What you are asked to do> Compile every line that includes the word "with".
═════ Material ═════
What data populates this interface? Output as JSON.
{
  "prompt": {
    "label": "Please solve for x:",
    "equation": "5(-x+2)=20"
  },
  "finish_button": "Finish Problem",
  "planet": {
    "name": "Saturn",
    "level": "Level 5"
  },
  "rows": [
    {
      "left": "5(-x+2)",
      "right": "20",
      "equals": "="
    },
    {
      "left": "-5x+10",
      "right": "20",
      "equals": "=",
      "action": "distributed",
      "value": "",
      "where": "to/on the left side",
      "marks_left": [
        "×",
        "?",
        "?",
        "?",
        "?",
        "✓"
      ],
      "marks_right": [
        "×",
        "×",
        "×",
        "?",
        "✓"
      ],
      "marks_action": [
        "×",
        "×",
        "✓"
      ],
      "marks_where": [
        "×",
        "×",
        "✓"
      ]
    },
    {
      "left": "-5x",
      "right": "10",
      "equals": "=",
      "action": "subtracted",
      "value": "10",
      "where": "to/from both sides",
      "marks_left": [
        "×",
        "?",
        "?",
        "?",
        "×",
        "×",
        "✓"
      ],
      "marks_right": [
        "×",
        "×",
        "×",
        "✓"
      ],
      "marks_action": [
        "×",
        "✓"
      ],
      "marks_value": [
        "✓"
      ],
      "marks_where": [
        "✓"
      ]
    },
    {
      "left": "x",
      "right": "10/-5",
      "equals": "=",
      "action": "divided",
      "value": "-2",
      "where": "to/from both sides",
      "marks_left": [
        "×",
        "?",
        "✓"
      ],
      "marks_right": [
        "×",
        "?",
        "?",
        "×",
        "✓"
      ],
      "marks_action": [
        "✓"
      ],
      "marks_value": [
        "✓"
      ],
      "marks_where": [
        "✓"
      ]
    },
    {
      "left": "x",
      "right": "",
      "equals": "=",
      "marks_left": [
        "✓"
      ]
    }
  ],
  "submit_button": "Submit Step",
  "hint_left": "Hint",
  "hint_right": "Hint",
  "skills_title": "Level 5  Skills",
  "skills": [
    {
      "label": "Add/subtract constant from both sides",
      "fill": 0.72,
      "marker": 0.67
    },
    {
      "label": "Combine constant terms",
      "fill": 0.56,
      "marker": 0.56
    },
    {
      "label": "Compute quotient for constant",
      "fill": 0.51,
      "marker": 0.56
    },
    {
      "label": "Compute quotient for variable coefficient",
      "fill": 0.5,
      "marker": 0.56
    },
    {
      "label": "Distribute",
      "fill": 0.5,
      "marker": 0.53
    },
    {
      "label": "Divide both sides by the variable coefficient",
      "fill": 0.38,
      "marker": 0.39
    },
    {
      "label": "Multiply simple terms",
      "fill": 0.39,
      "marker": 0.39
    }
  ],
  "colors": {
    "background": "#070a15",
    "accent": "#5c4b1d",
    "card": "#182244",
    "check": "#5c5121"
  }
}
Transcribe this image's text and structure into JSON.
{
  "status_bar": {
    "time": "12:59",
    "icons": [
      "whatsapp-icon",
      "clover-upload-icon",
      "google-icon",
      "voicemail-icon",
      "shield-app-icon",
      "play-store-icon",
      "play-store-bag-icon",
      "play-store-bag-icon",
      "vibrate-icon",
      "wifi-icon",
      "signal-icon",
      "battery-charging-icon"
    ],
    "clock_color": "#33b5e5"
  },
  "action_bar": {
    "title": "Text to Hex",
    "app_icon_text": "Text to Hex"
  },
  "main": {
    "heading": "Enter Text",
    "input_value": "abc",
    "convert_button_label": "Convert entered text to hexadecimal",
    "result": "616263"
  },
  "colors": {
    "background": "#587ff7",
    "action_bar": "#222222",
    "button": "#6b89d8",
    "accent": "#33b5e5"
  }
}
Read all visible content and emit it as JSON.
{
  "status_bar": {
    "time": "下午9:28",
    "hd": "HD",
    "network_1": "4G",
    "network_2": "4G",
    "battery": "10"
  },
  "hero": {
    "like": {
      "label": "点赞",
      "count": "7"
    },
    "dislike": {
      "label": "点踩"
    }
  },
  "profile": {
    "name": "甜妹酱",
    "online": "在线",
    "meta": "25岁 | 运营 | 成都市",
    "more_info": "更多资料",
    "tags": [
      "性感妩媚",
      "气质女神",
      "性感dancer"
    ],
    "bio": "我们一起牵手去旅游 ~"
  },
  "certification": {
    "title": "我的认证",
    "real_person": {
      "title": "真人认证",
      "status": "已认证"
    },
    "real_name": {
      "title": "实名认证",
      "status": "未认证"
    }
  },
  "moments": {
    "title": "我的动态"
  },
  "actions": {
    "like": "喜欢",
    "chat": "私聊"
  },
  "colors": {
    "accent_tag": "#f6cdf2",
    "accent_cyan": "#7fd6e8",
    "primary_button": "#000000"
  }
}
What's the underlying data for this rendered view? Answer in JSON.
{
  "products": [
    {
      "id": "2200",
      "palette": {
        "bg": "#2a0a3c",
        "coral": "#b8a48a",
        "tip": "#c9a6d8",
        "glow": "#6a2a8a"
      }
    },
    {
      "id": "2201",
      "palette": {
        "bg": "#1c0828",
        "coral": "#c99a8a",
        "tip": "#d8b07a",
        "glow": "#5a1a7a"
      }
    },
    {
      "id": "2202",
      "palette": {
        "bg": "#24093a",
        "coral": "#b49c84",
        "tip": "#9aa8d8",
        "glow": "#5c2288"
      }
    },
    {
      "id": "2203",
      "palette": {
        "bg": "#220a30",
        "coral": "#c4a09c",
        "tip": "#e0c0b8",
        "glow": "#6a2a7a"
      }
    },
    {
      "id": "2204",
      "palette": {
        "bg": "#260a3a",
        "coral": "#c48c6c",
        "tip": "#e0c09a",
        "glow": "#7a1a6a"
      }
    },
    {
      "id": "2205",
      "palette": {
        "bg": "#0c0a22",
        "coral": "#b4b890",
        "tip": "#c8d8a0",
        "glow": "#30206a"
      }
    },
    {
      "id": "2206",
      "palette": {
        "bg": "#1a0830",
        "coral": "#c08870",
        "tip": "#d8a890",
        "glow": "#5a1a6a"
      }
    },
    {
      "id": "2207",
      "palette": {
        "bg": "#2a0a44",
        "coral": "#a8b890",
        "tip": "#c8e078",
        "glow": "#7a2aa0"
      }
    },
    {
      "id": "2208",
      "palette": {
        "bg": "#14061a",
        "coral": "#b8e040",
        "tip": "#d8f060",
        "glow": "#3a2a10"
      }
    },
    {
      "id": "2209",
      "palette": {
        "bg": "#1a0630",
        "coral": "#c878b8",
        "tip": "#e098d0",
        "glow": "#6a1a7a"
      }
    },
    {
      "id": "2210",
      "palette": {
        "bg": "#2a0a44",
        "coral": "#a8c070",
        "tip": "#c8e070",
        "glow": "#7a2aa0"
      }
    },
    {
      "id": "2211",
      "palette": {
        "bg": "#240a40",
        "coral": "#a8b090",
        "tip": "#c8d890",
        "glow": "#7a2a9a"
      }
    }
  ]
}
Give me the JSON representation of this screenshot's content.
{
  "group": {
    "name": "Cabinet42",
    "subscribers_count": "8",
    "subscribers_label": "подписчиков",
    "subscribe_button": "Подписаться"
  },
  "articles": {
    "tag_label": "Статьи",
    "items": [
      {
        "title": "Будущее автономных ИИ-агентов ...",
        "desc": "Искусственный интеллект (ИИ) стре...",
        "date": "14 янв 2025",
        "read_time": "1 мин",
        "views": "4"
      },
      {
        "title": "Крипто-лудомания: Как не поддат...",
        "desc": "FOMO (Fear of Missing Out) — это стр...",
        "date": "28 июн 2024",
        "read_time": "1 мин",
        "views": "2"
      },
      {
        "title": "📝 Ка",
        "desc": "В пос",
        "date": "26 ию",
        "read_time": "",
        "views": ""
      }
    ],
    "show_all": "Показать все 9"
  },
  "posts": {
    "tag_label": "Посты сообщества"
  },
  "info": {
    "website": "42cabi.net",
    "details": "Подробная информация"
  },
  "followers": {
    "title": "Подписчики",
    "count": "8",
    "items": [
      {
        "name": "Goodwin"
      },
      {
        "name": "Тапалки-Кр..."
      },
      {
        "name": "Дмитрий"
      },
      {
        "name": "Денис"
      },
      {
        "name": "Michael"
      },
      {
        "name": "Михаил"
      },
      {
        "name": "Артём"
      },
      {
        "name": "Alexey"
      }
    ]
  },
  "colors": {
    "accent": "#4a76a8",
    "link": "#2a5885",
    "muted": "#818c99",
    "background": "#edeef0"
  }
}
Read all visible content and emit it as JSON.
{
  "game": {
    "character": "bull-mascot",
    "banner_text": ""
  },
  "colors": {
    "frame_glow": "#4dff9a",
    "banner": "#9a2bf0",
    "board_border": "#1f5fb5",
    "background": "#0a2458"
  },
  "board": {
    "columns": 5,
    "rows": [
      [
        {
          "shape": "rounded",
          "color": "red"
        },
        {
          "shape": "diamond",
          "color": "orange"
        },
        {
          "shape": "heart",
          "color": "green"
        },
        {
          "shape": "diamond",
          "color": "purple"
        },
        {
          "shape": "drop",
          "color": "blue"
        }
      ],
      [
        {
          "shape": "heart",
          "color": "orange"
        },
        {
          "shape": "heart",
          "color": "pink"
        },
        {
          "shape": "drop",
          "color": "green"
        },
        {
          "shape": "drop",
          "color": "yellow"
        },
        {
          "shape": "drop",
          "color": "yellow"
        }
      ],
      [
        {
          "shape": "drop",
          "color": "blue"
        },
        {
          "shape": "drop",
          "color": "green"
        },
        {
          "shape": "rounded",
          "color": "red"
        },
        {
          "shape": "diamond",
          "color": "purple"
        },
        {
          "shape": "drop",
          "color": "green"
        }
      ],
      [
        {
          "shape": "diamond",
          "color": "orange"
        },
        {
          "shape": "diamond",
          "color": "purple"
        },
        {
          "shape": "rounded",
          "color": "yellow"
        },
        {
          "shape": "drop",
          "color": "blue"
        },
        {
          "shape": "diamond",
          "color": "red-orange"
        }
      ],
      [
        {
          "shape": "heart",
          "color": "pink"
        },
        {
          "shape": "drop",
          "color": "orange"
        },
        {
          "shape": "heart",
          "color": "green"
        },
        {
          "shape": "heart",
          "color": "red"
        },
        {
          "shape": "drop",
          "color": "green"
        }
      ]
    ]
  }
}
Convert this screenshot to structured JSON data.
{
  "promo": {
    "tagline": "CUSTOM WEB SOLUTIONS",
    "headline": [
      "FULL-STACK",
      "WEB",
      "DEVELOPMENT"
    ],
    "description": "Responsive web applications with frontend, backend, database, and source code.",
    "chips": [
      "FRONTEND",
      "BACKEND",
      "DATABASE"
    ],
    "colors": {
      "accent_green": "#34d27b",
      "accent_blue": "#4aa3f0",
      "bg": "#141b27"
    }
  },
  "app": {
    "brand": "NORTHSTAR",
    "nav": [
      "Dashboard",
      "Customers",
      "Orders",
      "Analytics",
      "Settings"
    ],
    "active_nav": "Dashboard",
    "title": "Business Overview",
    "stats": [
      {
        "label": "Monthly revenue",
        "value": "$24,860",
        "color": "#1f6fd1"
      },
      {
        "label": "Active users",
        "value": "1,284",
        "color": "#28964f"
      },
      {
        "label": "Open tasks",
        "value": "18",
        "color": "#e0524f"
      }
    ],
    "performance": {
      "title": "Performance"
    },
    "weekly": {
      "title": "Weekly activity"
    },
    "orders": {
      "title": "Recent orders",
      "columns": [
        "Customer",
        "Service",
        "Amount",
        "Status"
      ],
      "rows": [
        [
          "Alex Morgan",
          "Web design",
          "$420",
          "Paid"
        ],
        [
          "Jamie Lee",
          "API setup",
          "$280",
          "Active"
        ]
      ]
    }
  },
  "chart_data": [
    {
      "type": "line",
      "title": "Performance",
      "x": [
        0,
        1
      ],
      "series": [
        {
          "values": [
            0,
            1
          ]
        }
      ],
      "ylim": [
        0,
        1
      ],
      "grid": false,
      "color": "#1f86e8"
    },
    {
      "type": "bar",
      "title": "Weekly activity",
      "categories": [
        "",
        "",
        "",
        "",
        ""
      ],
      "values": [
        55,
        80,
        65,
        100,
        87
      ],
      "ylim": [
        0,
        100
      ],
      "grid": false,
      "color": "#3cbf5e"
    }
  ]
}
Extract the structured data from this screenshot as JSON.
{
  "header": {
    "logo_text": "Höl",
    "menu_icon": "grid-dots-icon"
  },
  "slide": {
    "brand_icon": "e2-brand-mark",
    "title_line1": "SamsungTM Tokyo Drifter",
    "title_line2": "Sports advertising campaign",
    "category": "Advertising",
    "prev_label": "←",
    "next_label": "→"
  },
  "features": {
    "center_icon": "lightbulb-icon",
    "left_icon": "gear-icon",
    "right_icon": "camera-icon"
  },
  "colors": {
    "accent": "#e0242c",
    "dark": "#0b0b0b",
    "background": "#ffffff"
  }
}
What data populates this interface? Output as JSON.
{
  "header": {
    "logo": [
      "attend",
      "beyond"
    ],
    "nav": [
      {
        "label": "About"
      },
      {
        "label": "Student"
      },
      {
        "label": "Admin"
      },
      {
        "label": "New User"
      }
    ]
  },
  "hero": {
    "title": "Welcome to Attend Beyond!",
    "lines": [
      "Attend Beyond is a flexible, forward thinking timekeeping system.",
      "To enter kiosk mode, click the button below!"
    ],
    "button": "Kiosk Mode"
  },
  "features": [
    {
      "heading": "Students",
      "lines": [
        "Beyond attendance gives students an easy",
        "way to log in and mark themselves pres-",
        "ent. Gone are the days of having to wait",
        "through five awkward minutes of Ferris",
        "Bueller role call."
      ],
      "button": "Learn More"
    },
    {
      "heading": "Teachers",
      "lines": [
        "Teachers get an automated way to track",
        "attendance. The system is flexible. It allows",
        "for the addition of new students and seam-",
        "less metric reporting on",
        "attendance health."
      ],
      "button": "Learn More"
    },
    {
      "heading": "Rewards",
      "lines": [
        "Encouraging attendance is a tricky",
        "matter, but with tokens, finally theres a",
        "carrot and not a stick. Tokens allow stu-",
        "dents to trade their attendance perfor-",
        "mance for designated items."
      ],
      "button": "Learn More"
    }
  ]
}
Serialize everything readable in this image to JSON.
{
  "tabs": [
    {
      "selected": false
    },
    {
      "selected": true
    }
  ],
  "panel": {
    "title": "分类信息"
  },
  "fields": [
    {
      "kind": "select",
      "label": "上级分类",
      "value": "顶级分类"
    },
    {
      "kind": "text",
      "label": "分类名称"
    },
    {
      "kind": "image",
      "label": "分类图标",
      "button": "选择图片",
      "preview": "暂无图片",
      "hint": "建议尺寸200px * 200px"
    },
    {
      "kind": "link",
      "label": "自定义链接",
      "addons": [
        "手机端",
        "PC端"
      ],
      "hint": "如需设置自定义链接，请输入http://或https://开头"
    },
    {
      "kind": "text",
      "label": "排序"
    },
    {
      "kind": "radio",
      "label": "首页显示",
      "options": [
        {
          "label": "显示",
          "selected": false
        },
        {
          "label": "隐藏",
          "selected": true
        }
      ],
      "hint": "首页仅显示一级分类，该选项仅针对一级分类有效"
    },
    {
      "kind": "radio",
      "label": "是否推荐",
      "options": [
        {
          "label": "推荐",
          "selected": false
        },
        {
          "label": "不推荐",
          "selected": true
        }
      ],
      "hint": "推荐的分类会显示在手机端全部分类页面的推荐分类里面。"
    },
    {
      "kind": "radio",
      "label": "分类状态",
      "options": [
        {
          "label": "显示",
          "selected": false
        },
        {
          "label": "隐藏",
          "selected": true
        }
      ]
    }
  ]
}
═════
Result for this exercise>
    "description": "Responsive web applications with frontend, backend, database, and source code.",
        "matter, but with tokens, finally theres a",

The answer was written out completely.